Only a number is wanted: how many lines in the records below contain "person"?

---------- DATA LISTING

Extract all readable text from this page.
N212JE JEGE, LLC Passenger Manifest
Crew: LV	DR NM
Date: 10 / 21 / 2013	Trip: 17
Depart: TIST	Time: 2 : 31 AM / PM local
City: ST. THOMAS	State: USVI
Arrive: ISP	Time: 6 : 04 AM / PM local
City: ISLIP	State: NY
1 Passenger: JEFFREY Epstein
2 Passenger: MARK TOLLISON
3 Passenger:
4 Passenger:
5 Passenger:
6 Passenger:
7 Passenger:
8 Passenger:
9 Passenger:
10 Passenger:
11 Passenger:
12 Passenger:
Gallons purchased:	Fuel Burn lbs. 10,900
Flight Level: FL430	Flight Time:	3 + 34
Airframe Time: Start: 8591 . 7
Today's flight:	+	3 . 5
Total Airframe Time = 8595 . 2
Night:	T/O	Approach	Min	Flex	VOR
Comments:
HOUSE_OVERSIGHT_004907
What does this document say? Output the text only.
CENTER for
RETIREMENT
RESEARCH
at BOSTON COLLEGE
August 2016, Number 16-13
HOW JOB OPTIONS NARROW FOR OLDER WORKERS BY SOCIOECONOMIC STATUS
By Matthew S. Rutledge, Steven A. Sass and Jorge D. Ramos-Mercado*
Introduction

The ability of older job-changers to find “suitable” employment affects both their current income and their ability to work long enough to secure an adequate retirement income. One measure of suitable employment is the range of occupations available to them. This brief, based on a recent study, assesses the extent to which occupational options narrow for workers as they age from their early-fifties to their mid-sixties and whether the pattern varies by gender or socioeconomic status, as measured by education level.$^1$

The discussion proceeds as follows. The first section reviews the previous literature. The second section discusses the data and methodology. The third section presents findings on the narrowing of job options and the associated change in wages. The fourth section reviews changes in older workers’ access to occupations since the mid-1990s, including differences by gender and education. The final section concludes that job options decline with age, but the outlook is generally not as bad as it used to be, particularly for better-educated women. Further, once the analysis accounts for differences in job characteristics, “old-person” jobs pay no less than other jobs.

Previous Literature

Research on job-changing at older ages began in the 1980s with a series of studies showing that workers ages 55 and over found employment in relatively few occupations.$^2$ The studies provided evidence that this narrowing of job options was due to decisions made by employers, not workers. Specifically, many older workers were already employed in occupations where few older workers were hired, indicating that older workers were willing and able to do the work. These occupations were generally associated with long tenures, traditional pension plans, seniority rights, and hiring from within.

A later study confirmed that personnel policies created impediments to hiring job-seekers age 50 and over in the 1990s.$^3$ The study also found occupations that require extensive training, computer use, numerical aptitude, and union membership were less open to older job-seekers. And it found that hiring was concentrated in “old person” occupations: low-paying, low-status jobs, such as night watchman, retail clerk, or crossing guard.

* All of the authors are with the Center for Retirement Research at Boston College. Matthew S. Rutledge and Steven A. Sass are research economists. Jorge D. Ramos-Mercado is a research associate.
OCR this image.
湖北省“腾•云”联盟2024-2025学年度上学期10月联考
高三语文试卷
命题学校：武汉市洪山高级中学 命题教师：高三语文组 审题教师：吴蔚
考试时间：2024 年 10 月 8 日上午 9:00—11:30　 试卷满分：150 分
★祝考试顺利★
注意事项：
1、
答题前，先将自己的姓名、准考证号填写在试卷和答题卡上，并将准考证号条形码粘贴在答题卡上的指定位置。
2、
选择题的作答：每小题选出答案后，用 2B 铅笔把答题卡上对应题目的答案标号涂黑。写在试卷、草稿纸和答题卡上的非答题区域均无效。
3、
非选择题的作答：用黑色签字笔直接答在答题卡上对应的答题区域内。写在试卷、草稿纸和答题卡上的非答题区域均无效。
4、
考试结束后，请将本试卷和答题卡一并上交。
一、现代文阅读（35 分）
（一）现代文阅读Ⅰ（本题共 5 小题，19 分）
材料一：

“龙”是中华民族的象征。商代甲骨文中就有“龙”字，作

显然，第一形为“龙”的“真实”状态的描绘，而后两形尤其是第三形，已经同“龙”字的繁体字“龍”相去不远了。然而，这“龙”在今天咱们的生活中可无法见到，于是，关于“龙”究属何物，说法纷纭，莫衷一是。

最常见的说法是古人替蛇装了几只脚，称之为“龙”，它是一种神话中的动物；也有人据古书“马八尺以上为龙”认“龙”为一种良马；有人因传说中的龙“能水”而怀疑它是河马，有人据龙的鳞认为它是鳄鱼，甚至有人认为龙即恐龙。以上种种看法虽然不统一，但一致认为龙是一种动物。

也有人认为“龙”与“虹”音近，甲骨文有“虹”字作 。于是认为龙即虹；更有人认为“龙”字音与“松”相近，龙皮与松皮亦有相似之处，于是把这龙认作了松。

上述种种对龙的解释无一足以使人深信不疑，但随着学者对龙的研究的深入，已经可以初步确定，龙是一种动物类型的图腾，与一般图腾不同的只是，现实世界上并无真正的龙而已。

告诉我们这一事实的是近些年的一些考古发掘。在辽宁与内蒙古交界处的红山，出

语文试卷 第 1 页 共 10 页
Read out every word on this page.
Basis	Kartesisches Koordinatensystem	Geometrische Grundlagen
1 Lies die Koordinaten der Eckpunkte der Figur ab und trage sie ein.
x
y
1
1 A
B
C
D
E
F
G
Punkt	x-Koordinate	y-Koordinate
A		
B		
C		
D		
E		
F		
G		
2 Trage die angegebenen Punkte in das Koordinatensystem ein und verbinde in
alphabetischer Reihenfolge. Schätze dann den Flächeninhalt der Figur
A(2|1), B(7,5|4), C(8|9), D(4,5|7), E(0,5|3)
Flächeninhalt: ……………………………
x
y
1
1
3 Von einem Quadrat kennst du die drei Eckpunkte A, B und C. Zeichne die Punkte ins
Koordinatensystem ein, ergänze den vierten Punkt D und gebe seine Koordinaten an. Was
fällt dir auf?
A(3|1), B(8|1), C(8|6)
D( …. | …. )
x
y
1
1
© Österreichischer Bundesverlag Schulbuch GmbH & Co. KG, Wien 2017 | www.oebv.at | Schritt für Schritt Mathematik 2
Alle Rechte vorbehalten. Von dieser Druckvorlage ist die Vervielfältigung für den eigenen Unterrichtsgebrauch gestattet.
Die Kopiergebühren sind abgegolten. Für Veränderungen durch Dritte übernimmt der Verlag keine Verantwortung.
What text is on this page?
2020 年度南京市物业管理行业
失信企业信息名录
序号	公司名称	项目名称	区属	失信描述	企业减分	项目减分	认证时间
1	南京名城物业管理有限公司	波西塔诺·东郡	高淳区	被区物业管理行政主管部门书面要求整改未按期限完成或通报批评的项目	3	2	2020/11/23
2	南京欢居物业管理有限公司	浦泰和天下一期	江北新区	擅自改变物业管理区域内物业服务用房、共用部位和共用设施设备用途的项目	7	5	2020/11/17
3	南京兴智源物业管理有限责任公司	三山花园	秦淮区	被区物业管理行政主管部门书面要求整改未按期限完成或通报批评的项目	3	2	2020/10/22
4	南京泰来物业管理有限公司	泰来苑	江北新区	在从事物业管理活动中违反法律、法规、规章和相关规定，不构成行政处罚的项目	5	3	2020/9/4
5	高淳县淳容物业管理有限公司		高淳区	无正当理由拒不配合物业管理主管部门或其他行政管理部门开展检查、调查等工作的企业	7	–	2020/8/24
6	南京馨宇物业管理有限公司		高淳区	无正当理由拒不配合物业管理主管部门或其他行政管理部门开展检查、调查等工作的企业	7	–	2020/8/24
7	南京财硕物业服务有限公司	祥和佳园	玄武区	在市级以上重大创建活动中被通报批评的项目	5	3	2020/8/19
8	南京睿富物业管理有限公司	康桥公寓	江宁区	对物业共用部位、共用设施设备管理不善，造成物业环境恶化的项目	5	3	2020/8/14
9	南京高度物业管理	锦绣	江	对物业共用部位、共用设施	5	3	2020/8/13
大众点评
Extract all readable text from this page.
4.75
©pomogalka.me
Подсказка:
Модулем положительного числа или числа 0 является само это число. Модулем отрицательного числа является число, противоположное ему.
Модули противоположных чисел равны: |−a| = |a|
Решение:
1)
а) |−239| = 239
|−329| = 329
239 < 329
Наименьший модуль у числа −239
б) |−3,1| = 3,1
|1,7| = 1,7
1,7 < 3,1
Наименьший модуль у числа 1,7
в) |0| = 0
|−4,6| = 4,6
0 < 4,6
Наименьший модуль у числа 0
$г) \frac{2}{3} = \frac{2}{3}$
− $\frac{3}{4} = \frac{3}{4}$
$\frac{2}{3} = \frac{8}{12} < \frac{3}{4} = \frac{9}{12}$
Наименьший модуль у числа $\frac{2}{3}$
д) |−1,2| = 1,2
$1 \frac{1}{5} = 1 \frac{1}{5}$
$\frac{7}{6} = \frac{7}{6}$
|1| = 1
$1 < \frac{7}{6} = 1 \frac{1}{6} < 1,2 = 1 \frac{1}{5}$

--------------------

WRITTEN RESPONSE:
2